BEGIN ITEMS

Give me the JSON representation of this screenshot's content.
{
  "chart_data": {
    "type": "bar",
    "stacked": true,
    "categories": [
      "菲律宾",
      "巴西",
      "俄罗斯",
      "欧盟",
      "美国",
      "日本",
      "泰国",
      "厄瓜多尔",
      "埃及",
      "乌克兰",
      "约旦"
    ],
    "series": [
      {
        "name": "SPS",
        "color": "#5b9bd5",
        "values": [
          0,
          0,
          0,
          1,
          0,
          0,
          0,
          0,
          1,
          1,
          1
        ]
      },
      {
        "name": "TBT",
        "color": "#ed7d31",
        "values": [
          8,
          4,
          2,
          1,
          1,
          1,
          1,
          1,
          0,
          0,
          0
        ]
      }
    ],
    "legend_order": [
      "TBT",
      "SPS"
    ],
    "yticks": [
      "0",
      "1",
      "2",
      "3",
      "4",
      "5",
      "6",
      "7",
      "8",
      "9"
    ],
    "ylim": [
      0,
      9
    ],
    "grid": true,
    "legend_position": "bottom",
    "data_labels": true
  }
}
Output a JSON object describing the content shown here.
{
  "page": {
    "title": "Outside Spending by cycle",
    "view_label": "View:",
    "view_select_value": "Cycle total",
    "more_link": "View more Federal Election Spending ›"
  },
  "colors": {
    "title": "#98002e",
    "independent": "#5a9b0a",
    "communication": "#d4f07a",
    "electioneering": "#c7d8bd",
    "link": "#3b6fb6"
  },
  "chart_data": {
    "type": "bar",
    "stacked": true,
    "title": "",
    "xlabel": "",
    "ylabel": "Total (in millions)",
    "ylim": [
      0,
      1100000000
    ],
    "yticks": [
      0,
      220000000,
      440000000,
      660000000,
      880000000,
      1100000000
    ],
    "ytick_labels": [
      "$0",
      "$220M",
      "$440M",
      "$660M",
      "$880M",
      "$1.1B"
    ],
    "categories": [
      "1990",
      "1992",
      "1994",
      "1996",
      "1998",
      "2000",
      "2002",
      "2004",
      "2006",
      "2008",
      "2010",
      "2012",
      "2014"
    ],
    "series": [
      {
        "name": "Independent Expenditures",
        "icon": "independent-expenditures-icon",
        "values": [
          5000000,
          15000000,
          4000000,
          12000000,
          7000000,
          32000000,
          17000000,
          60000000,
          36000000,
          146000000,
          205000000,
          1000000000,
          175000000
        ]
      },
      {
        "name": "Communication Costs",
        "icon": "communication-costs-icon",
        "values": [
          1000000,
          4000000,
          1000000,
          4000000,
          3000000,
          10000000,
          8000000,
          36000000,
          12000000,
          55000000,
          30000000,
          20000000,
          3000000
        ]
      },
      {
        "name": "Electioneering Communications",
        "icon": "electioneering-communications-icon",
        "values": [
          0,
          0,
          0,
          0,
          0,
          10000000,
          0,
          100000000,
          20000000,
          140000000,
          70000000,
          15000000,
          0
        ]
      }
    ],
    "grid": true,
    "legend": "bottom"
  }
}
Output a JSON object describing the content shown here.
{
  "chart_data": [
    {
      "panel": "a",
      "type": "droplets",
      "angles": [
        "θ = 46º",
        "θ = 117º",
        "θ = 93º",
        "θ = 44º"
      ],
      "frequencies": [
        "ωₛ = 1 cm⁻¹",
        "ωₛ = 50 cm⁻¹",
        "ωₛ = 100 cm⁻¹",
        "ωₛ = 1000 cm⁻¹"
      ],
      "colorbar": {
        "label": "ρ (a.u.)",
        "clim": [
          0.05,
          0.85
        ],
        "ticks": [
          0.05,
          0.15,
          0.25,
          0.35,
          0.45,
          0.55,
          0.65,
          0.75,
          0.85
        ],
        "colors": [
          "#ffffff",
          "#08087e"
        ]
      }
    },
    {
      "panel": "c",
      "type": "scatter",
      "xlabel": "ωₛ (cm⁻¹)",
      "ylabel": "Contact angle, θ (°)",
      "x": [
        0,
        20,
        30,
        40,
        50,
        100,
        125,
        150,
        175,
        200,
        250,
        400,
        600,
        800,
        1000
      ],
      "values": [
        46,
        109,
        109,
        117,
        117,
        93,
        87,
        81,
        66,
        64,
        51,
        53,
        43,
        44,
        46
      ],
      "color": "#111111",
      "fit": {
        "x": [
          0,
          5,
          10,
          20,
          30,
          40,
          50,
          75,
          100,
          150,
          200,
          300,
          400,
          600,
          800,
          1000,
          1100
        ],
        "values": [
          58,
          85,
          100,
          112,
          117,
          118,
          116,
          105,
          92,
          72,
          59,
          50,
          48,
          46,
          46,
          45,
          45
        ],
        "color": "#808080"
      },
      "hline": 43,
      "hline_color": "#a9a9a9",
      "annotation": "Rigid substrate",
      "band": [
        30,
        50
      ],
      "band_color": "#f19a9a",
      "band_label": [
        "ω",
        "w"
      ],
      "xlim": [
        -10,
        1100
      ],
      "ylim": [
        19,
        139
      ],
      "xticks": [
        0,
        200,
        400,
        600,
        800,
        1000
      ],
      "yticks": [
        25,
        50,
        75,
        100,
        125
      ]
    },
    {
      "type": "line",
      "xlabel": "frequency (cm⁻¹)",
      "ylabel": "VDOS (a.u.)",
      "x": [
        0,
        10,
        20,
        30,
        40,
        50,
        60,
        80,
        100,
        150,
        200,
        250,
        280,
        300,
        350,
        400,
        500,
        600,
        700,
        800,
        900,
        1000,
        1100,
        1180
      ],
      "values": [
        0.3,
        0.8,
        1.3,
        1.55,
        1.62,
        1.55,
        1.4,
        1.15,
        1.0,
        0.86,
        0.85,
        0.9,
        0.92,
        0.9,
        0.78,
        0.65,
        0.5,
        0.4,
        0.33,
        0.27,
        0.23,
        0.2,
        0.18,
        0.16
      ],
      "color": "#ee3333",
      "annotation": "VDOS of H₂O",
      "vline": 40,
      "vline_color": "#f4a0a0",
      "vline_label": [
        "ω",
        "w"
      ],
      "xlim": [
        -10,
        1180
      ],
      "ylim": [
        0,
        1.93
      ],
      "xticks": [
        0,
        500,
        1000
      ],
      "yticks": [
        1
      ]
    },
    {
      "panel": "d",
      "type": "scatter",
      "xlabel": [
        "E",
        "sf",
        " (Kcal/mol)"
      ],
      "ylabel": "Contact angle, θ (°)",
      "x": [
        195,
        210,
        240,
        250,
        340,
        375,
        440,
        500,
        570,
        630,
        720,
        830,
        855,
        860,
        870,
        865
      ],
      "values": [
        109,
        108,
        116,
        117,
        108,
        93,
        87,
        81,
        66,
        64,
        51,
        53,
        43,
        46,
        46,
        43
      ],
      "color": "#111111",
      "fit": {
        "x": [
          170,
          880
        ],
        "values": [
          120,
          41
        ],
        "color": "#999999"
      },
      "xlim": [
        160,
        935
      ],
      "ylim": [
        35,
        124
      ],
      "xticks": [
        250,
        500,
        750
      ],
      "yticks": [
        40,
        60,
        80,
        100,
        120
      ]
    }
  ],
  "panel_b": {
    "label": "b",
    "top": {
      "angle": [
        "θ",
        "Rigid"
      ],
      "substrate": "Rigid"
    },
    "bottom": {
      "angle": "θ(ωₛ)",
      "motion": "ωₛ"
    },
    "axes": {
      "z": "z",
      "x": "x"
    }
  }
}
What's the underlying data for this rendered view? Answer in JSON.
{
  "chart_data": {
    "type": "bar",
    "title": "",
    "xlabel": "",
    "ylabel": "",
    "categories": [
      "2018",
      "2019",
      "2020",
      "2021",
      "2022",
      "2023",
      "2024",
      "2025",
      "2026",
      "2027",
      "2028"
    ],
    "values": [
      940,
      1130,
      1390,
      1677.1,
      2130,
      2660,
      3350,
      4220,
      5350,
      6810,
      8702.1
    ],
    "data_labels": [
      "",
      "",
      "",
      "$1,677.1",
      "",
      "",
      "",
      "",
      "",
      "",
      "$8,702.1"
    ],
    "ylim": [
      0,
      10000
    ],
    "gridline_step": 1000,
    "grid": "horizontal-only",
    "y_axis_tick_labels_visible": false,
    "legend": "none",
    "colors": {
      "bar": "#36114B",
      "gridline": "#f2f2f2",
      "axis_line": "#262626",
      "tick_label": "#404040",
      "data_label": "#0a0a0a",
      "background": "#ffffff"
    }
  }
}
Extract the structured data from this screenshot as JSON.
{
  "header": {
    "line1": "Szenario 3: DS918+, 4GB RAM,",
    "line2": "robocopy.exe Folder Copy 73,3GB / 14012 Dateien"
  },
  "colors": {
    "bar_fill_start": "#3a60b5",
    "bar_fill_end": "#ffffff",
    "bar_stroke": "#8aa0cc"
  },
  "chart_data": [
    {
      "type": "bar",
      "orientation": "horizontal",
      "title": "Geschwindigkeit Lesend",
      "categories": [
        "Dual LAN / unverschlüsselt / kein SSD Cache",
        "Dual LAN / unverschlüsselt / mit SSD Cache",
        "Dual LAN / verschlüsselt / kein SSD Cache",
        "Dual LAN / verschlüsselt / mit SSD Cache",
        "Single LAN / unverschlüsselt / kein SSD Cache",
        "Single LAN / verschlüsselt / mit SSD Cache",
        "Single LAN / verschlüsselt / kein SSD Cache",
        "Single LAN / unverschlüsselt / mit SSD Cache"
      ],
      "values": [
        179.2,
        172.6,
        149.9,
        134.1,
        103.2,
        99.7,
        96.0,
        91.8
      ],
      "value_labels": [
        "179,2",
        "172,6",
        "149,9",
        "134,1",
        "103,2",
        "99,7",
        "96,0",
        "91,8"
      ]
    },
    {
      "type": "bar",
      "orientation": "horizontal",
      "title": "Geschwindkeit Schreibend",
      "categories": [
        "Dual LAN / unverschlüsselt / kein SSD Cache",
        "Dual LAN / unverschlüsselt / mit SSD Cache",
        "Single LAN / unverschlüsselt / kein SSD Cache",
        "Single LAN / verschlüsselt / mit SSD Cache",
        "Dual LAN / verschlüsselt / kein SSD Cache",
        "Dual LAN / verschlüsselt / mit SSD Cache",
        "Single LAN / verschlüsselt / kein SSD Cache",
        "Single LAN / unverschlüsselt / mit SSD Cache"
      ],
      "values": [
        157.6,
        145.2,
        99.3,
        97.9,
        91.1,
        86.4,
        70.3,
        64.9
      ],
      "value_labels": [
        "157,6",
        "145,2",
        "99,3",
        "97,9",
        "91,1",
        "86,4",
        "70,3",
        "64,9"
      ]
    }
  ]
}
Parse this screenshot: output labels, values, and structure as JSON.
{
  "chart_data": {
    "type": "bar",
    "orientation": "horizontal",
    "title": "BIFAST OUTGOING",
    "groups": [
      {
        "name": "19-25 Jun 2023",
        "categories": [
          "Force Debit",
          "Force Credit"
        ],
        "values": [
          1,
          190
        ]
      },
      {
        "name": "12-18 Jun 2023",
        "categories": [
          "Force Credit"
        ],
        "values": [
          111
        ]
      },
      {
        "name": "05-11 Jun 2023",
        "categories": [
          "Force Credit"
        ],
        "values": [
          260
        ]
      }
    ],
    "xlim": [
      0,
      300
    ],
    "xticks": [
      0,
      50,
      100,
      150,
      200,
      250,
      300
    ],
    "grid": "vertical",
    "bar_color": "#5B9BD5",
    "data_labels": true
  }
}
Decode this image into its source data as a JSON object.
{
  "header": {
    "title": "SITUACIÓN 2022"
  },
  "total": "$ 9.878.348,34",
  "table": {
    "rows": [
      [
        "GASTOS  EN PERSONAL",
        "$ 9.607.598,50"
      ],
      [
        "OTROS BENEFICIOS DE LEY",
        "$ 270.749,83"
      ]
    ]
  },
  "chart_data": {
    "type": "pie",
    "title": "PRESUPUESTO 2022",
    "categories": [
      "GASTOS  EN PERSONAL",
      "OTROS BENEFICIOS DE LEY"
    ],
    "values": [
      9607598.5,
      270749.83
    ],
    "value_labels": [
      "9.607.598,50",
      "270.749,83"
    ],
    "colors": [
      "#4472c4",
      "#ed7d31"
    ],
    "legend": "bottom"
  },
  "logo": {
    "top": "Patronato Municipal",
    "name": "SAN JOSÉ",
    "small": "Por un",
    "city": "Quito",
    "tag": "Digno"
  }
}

END ITEMS

Show all lines above holding "Rigid".

▶ RESULT FOR THIS EXERCISE
      "annotation": "Rigid substrate",
        "Rigid"
      "substrate": "Rigid"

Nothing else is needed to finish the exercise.